* [任务]: 在这篇关于 Selenium 抓取缓慢的帖子中,作者说抓取每条记录需要多长时间?

* [所给文本]:
__________

使用 Selenium 缓慢抓取

问题描述 投票:0回答:1

我正在尝试使用selenium抓取网站。但是它非常慢。每条记录需要一分钟。

网页是https://jamabandi.nic.in/land%20records/NakalRecord。我正在努力刷新每一条记录。

那么有什么替代方案吗?我可以使用任何 api 端点或 HTTPS 请求吗

我的代码是

di=11
district_xpath_new = (By.XPATH, district_xpath)
dropdown_district=Select(handle_stale_element_reference(driver, district_xpath_new))
dropdown_district.select_by_index(di)
total_districts=len(Select(handle_stale_element_reference(driver, district_xpath_new)).options)
while(di<(total_districts)):
    time.sleep(5)
    driver,district_name=district_func(driver,di,district_xpath)
    print("District Started "+str(di))
    te=1
    driver,dropdown_tehsil,total_tehsils,tehsil_name=tehsil_func(driver,te,tehsil_xpath)
#     dropdown_tehsil.select_by_index(te)
    while(te<total_tehsils):
        time.sleep(5)
        print("Tehsil Started is"+str(te))
        driver,dropdown_tehsil,total_tehsils,tehsil_name=tehsil_func(driver,te,tehsil_xpath)
        vi=8
        driver,dropdown_village,total_vill,village_name=village_func(driver,vi,vill_xpath)
        while(vi<total_vill):
            time.sleep(5)
            print("Village Started is"+str(vi))
            driver,dropdown_village,total_vill,village_name=village_func(driver,vi,vill_xpath)
            ye=3
            driver,dropdown_year,total_year,year=year_func(driver,ye,year_xpath)
            while(ye<total_year):
                time.sleep(5)
                print("Year Started is"+str(ye))
                driver,dropdown_year,total_year,year=year_func(driver,ye,year_xpath)
                ow=2
                time.sleep(10)
                print("Selected Personal Ownerlist"+str(ow))
                driver,dropdown_owner=owner_drop(driver,ow,owner_dropdown_xpath)
                name=280
                driver,owner_name_drop,total_names,name_of_owner=owner_names_func(driver,name,owner_name_xpath)
                while(name<total_names):
                    print("Names Started is"+str(name))
                    time.sleep(2)
                    driver,owner_name_drop,total_names,name_of_owner=owner_names_func(driver,name,owner_name_xpath)

__________

* [记录数据]:
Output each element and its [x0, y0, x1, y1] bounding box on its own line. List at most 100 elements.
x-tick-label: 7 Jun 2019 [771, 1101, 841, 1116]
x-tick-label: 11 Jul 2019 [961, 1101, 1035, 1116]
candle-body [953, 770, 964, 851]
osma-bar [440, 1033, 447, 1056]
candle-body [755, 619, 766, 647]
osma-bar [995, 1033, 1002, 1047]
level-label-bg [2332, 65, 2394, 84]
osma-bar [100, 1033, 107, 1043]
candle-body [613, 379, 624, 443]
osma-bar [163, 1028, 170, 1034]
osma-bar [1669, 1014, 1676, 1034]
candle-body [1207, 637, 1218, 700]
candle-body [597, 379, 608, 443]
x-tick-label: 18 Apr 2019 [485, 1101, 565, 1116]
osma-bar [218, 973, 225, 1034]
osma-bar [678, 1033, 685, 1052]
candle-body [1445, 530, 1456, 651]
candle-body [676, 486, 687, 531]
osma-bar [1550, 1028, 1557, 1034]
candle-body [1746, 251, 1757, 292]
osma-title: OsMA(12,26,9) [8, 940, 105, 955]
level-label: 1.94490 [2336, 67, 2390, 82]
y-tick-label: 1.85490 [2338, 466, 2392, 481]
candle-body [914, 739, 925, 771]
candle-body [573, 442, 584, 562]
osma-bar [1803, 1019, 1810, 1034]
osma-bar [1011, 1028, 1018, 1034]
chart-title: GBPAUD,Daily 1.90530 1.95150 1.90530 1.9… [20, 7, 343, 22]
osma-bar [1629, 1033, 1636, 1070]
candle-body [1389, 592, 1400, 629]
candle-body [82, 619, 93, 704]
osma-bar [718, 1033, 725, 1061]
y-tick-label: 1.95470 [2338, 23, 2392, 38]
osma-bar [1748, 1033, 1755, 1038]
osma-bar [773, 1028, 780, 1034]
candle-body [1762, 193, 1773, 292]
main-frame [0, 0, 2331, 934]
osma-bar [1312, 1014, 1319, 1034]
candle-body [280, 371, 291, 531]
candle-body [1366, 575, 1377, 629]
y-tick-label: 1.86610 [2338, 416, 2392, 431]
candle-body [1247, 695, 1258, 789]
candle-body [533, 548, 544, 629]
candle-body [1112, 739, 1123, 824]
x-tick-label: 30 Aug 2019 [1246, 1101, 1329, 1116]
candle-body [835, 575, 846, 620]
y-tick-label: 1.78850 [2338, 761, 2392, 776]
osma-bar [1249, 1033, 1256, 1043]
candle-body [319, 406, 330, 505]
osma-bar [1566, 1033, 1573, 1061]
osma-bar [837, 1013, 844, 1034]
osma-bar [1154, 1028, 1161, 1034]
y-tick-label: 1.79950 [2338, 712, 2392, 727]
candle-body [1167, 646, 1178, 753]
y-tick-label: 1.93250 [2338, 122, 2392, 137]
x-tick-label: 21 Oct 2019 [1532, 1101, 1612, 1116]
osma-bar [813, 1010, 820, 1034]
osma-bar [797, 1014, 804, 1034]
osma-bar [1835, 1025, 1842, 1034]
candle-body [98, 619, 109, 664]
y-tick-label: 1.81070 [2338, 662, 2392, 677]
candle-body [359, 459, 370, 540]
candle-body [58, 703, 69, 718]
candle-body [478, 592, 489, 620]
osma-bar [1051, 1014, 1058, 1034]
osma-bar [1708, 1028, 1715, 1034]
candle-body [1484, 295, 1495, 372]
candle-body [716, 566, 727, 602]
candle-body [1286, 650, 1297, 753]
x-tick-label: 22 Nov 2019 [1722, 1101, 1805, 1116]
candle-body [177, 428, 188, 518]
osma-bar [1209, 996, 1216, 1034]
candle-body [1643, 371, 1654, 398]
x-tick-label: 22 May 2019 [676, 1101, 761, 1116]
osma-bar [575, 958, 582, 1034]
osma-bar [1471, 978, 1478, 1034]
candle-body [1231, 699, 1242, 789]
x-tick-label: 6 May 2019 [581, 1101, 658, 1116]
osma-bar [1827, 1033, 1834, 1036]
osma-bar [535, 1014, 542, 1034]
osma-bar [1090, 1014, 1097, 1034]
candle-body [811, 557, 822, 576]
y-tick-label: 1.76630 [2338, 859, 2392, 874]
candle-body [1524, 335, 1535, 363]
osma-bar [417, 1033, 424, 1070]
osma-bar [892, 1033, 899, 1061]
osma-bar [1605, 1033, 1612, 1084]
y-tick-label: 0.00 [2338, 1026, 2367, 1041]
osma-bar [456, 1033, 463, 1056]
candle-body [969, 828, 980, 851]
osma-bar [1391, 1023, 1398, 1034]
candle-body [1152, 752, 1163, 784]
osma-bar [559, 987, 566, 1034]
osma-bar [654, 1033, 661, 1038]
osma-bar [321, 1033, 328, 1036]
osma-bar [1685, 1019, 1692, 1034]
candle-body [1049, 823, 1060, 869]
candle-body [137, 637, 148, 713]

__________

* [问题解答]: 每条记录需要一分钟。